A block of data:
........

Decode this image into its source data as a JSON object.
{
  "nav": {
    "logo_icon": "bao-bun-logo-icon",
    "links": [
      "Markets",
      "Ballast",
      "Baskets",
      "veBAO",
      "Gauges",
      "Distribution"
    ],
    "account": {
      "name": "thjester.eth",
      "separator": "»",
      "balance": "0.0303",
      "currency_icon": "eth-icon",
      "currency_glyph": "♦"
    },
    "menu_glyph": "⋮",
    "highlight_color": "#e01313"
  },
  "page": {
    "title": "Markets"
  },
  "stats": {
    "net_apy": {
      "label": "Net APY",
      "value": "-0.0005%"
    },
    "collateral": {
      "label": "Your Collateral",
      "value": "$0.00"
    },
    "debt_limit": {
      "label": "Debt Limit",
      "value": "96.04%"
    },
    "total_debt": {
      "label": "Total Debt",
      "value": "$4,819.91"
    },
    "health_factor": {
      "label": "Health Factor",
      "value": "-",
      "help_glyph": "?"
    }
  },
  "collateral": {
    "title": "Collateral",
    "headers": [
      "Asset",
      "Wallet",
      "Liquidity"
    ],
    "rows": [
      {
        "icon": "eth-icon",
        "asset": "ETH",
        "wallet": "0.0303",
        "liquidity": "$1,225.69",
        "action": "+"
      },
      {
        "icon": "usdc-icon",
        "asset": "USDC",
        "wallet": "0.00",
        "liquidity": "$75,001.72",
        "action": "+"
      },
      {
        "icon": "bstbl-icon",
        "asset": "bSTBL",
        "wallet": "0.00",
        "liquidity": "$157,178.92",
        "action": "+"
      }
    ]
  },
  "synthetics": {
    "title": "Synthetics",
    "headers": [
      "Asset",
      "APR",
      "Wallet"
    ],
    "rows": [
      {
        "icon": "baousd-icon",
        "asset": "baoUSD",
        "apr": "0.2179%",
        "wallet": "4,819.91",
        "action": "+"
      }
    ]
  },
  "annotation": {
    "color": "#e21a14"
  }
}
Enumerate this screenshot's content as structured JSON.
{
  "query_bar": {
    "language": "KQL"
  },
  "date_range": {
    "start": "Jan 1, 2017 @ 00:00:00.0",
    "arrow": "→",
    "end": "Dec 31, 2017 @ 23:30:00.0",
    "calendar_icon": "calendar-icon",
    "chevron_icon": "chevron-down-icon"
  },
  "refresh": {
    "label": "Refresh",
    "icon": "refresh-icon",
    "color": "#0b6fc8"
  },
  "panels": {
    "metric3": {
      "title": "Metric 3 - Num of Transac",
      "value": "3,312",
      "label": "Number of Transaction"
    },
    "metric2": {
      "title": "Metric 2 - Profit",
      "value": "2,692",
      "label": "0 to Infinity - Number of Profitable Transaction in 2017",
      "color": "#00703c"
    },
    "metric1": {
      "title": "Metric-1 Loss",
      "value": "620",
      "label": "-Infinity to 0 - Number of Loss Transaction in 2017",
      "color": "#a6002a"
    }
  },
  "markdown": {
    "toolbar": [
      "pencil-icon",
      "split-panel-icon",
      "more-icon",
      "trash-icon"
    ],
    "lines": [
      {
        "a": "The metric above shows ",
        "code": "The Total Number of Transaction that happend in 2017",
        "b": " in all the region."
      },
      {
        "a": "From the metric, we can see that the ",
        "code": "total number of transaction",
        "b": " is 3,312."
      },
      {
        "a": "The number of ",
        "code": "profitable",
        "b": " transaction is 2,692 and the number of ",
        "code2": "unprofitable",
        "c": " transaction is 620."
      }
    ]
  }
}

........

EXERCISE DESCRIPTION:
From the first line to the last, please quote the material above exactly.

WRITTEN ANSWER:
Decode this image into its source data as a JSON object.
{
  "nav": {
    "logo_icon": "bao-bun-logo-icon",
    "links": [
      "Markets",
      "Ballast",
      "Baskets",
      "veBAO",
      "Gauges",
      "Distribution"
    ],
    "account": {
      "name": "thjester.eth",
      "separator": "»",
      "balance": "0.0303",
      "currency_icon": "eth-icon",
      "currency_glyph": "♦"
    },
    "menu_glyph": "⋮",
    "highlight_color": "#e01313"
  },
  "page": {
    "title": "Markets"
  },
  "stats": {
    "net_apy": {
      "label": "Net APY",
      "value": "-0.0005%"
    },
    "collateral": {
      "label": "Your Collateral",
      "value": "$0.00"
    },
    "debt_limit": {
      "label": "Debt Limit",
      "value": "96.04%"
    },
    "total_debt": {
      "label": "Total Debt",
      "value": "$4,819.91"
    },
    "health_factor": {
      "label": "Health Factor",
      "value": "-",
      "help_glyph": "?"
    }
  },
  "collateral": {
    "title": "Collateral",
    "headers": [
      "Asset",
      "Wallet",
      "Liquidity"
    ],
    "rows": [
      {
        "icon": "eth-icon",
        "asset": "ETH",
        "wallet": "0.0303",
        "liquidity": "$1,225.69",
        "action": "+"
      },
      {
        "icon": "usdc-icon",
        "asset": "USDC",
        "wallet": "0.00",
        "liquidity": "$75,001.72",
        "action": "+"
      },
      {
        "icon": "bstbl-icon",
        "asset": "bSTBL",
        "wallet": "0.00",
        "liquidity": "$157,178.92",
        "action": "+"
      }
    ]
  },
  "synthetics": {
    "title": "Synthetics",
    "headers": [
      "Asset",
      "APR",
      "Wallet"
    ],
    "rows": [
      {
        "icon": "baousd-icon",
        "asset": "baoUSD",
        "apr": "0.2179%",
        "wallet": "4,819.91",
        "action": "+"
      }
    ]
  },
  "annotation": {
    "color": "#e21a14"
  }
}
Enumerate this screenshot's content as structured JSON.
{
  "query_bar": {
    "language": "KQL"
  },
  "date_range": {
    "start": "Jan 1, 2017 @ 00:00:00.0",
    "arrow": "→",
    "end": "Dec 31, 2017 @ 23:30:00.0",
    "calendar_icon": "calendar-icon",
    "chevron_icon": "chevron-down-icon"
  },
  "refresh": {
    "label": "Refresh",
    "icon": "refresh-icon",
    "color": "#0b6fc8"
  },
  "panels": {
    "metric3": {
      "title": "Metric 3 - Num of Transac",
      "value": "3,312",
      "label": "Number of Transaction"
    },
    "metric2": {
      "title": "Metric 2 - Profit",
      "value": "2,692",
      "label": "0 to Infinity - Number of Profitable Transaction in 2017",
      "color": "#00703c"
    },
    "metric1": {
      "title": "Metric-1 Loss",
      "value": "620",
      "label": "-Infinity to 0 - Number of Loss Transaction in 2017",
      "color": "#a6002a"
    }
  },
  "markdown": {
    "toolbar": [
      "pencil-icon",
      "split-panel-icon",
      "more-icon",
      "trash-icon"
    ],
    "lines": [
      {
        "a": "The metric above shows ",
        "code": "The Total Number of Transaction that happend in 2017",
        "b": " in all the region."
      },
      {
        "a": "From the metric, we can see that the ",
        "code": "total number of transaction",
        "b": " is 3,312."
      },
      {
        "a": "The number of ",
        "code": "profitable",
        "b": " transaction is 2,692 and the number of ",
        "code2": "unprofitable",
        "c": " transaction is 620."
      }
    ]
  }
}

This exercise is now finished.